Excerpts from a figure dataset:
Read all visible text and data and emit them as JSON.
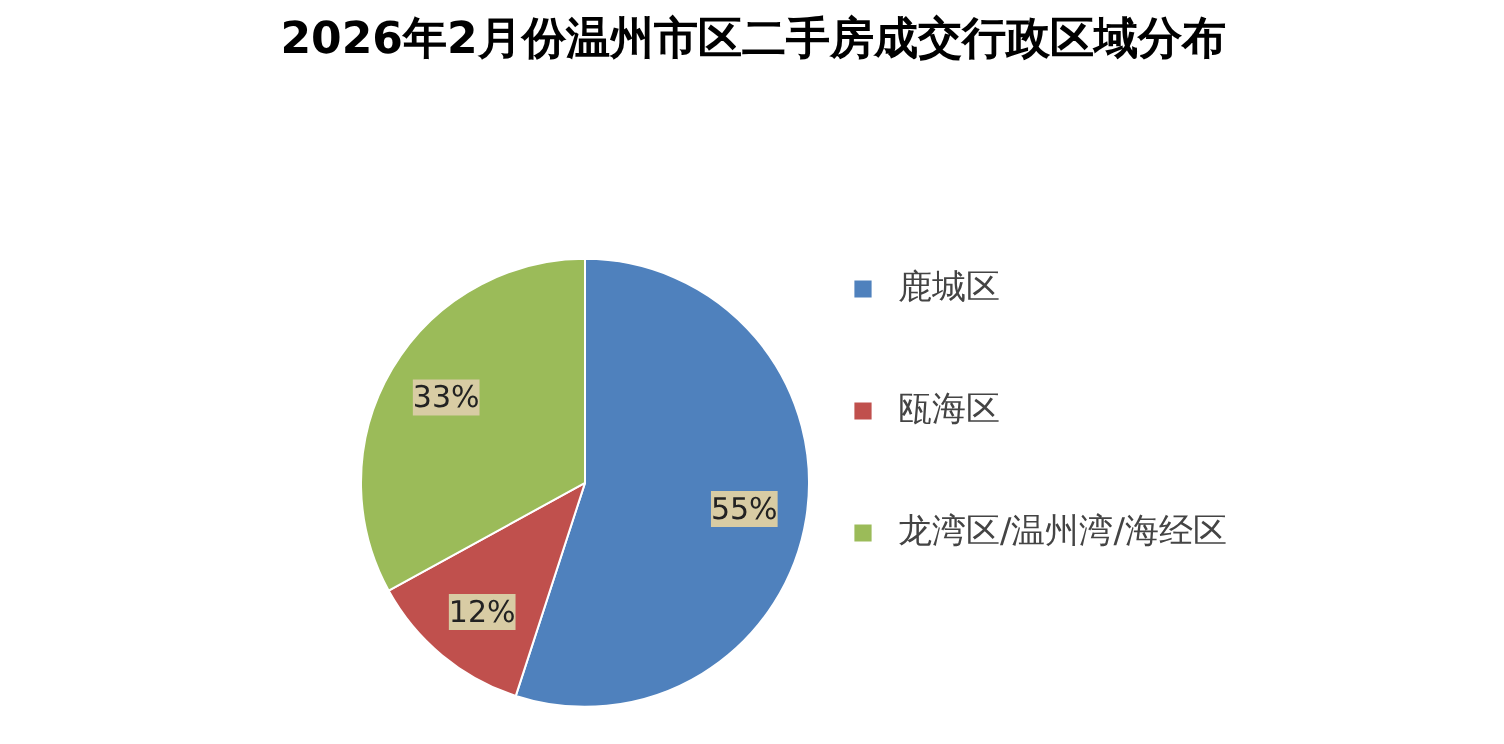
{
  "chart_data": {
    "type": "pie",
    "title": "2026年2月份温州市区二手房成交行政区域分布",
    "categories": [
      "鹿城区",
      "瓯海区",
      "龙湾区/温州湾/海经区"
    ],
    "values": [
      55,
      12,
      33
    ],
    "colors": [
      "#4f81bd",
      "#c0504d",
      "#9bbb59"
    ],
    "value_labels": [
      "55%",
      "12%",
      "33%"
    ],
    "legend": "right"
  }
}
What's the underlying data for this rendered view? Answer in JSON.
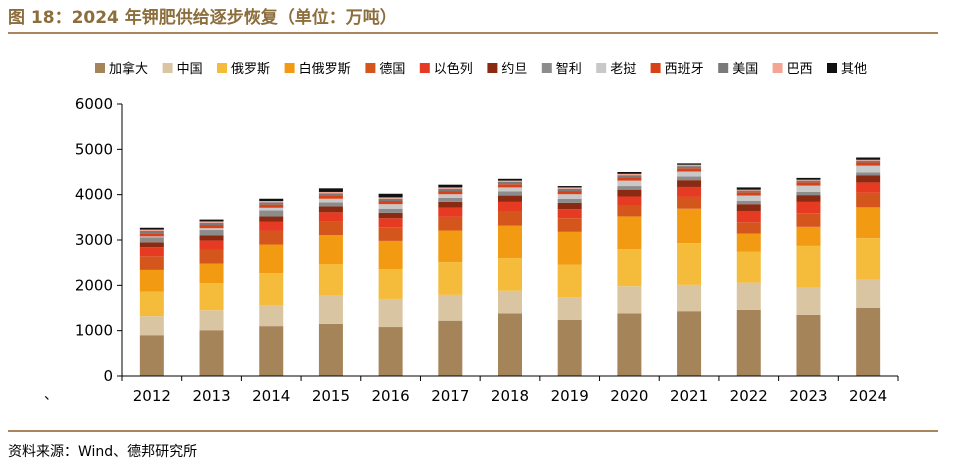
{
  "title": "图 18：2024 年钾肥供给逐步恢复（单位：万吨）",
  "source": "资料来源：Wind、德邦研究所",
  "stray_mark": "、",
  "chart_data": {
    "type": "bar",
    "stacked": true,
    "categories": [
      "2012",
      "2013",
      "2014",
      "2015",
      "2016",
      "2017",
      "2018",
      "2019",
      "2020",
      "2021",
      "2022",
      "2023",
      "2024"
    ],
    "ylim": [
      0,
      6000
    ],
    "yticks": [
      0,
      1000,
      2000,
      3000,
      4000,
      5000,
      6000
    ],
    "legend_position": "top",
    "grid": false,
    "series": [
      {
        "name": "加拿大",
        "color": "#a68459",
        "values": [
          900,
          1010,
          1100,
          1150,
          1080,
          1220,
          1380,
          1240,
          1380,
          1430,
          1460,
          1350,
          1500
        ]
      },
      {
        "name": "中国",
        "color": "#d9c5a2",
        "values": [
          420,
          440,
          450,
          620,
          620,
          570,
          500,
          500,
          600,
          580,
          600,
          600,
          640
        ]
      },
      {
        "name": "俄罗斯",
        "color": "#f5bc3c",
        "values": [
          540,
          600,
          720,
          700,
          660,
          720,
          720,
          720,
          820,
          920,
          680,
          920,
          900
        ]
      },
      {
        "name": "白俄罗斯",
        "color": "#f29a12",
        "values": [
          480,
          430,
          630,
          640,
          620,
          700,
          720,
          720,
          720,
          760,
          400,
          420,
          680
        ]
      },
      {
        "name": "德国",
        "color": "#d4561c",
        "values": [
          300,
          310,
          300,
          300,
          300,
          300,
          320,
          300,
          240,
          260,
          250,
          300,
          320
        ]
      },
      {
        "name": "以色列",
        "color": "#e63a22",
        "values": [
          200,
          200,
          200,
          200,
          200,
          200,
          200,
          200,
          200,
          220,
          250,
          250,
          230
        ]
      },
      {
        "name": "约旦",
        "color": "#8b2a12",
        "values": [
          110,
          110,
          120,
          130,
          120,
          130,
          140,
          140,
          150,
          150,
          150,
          150,
          160
        ]
      },
      {
        "name": "智利",
        "color": "#8c8c8c",
        "values": [
          110,
          120,
          130,
          90,
          90,
          90,
          90,
          90,
          80,
          80,
          70,
          70,
          60
        ]
      },
      {
        "name": "老挝",
        "color": "#c8c8c8",
        "values": [
          20,
          40,
          60,
          80,
          100,
          80,
          90,
          100,
          120,
          110,
          120,
          140,
          150
        ]
      },
      {
        "name": "西班牙",
        "color": "#d94218",
        "values": [
          70,
          70,
          70,
          70,
          70,
          70,
          70,
          70,
          70,
          70,
          70,
          70,
          70
        ]
      },
      {
        "name": "美国",
        "color": "#7a7a7a",
        "values": [
          50,
          50,
          50,
          50,
          50,
          50,
          50,
          50,
          50,
          50,
          40,
          40,
          40
        ]
      },
      {
        "name": "巴西",
        "color": "#f4a594",
        "values": [
          30,
          30,
          30,
          30,
          30,
          30,
          30,
          30,
          30,
          30,
          20,
          20,
          20
        ]
      },
      {
        "name": "其他",
        "color": "#111111",
        "values": [
          40,
          40,
          50,
          80,
          80,
          60,
          40,
          30,
          40,
          30,
          50,
          40,
          50
        ]
      }
    ]
  }
}
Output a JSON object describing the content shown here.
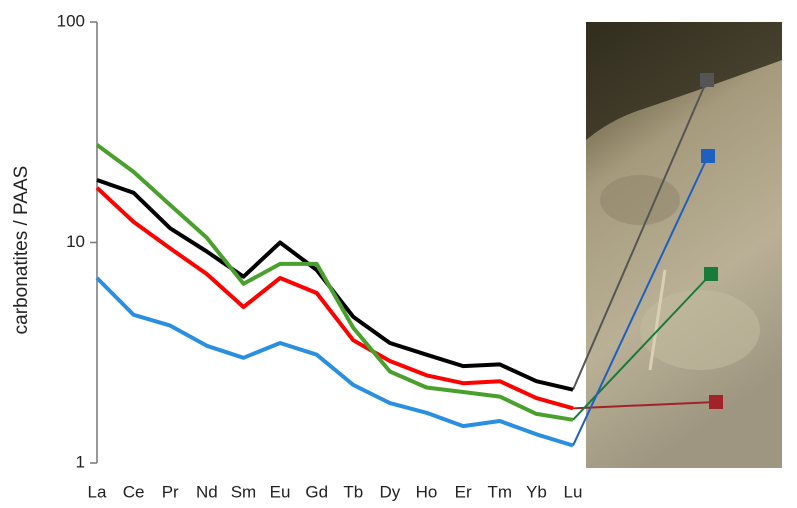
{
  "chart_data": {
    "type": "line",
    "y_label": "carbonatites  / PAAS",
    "categories": [
      "La",
      "Ce",
      "Pr",
      "Nd",
      "Sm",
      "Eu",
      "Gd",
      "Tb",
      "Dy",
      "Ho",
      "Er",
      "Tm",
      "Yb",
      "Lu"
    ],
    "log_scale": true,
    "ylim": [
      1,
      100
    ],
    "yticks": [
      1,
      10,
      100
    ],
    "series": [
      {
        "color": "#000000",
        "connector_color": "#555555",
        "values": [
          19.2,
          16.8,
          11.6,
          9.1,
          7.0,
          10.0,
          7.5,
          4.6,
          3.5,
          3.1,
          2.75,
          2.8,
          2.35,
          2.15
        ]
      },
      {
        "color": "#ff0000",
        "connector_color": "#a0232a",
        "values": [
          17.7,
          12.4,
          9.4,
          7.2,
          5.1,
          6.9,
          5.9,
          3.6,
          2.9,
          2.5,
          2.3,
          2.35,
          1.97,
          1.77
        ]
      },
      {
        "color": "#4aa02c",
        "connector_color": "#1a7a3a",
        "values": [
          27.7,
          20.9,
          14.8,
          10.5,
          6.5,
          8.0,
          8.0,
          4.1,
          2.6,
          2.2,
          2.1,
          2.0,
          1.67,
          1.57
        ]
      },
      {
        "color": "#2a8fe0",
        "connector_color": "#1f5fbf",
        "values": [
          6.9,
          4.7,
          4.2,
          3.4,
          3.0,
          3.5,
          3.1,
          2.26,
          1.87,
          1.69,
          1.47,
          1.55,
          1.35,
          1.2
        ]
      }
    ]
  }
}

WHAT YOU HAVE TO DO:
Identify and extract each line of the listing that contains "title".

REPLY TO THE TASK:
    "title": "2026年2月份温州市区二手房成交行政区域分布",
  "title": "图 18：2024 年钾肥供给逐步恢复（单位：万吨）",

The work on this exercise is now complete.